Excerpt:
------------------------------------------------------------------------
# Help! Need PCC for India from USA - But no residence proof in USA available



## wolf_metallo (Mar 31, 2015)

Hi,

I am applying for permanent residency visa for Canada. As part of the process, I need to get a police clearance certificate (PCC) for my stay in India. I am currently in the USA and and will be applying to the embassy / consulate for the PCC. 

However, the Indian embassy's website says that US address proof is MANDATORY for applying for the PCC. I stay in a hotel due to an onshore project, so I have no address proof and will not have any for next 4 months. I have less than 2 months to submit the certificate.

Now what do I do? Shall I still submit my application for PCC and explain my situation? I can add the photocopy of the previous PCC just to show that I have at least something available. (I have an old PCC issued in Sept 2014, but according to Canada it is no longer valid - they need one issued within 3 months). I have emailed the embassy few days back, but they simply sent me the same link where they mandate the address proof. 

Please advise if there could be an alternative way of getting the PCC without an address proof. Thanks!

Will really appreciate if someone can help here!


----------



## BBCWatcher (Dec 28, 2012)

Does the Indian embassy define what they want for "address proof"?
------------------------------------------------------------------------
What to do:
[a] Name every country mentioned in the thread about the police clearance certificate.
[b] Using the thread about the police clearance certificate, answer each question on its own line, marked as shown:
(i) For which country's permanent residency visa is the poster applying?
(ii) Why does the poster have no US address proof?
(iii) How did the embassy respond to the poster's email?
[c] Reproduce the thread about the police clearance certificate from "Now what do" to "address proof. Thanks!".
The lines placed after this thread are separate material, unconnected to it.

Given material:
------------------------------------------------------------------------
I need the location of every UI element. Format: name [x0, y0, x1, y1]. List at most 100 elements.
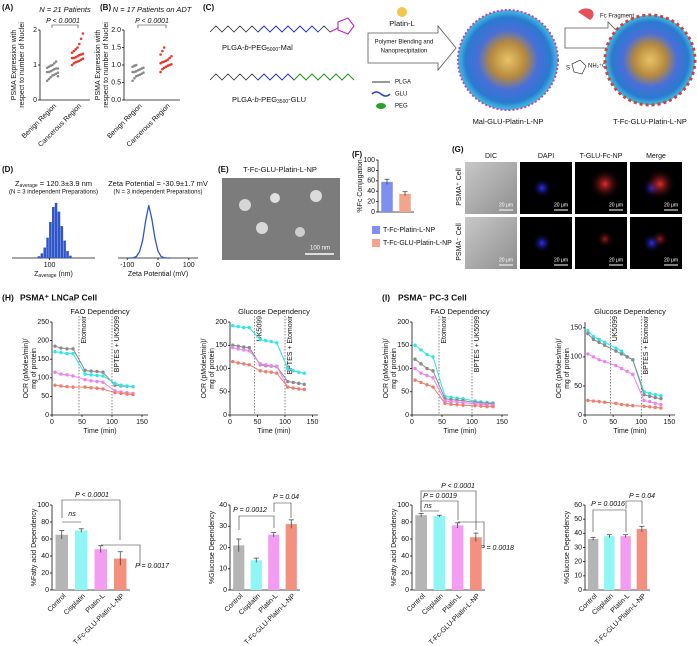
------------------------------------------------------------------------
Task responses:
[a] India, the USA, Canada

[b]
(i) Canada
(ii) The poster stays in a hotel because of an onshore project.
(iii) It sent the same link that mandates the address proof.

[c]
Now what do I do? Shall I still submit my application for PCC and explain my situation? I can add the photocopy of the previous PCC just to show that I have at least something available. (I have an old PCC issued in Sept 2014, but according to Canada it is no longer valid - they need one issued within 3 months). I have emailed the embassy few days back, but they simply sent me the same link where they mandate the address proof. 

Please advise if there could be an alternative way of getting the PCC without an address proof. Thanks!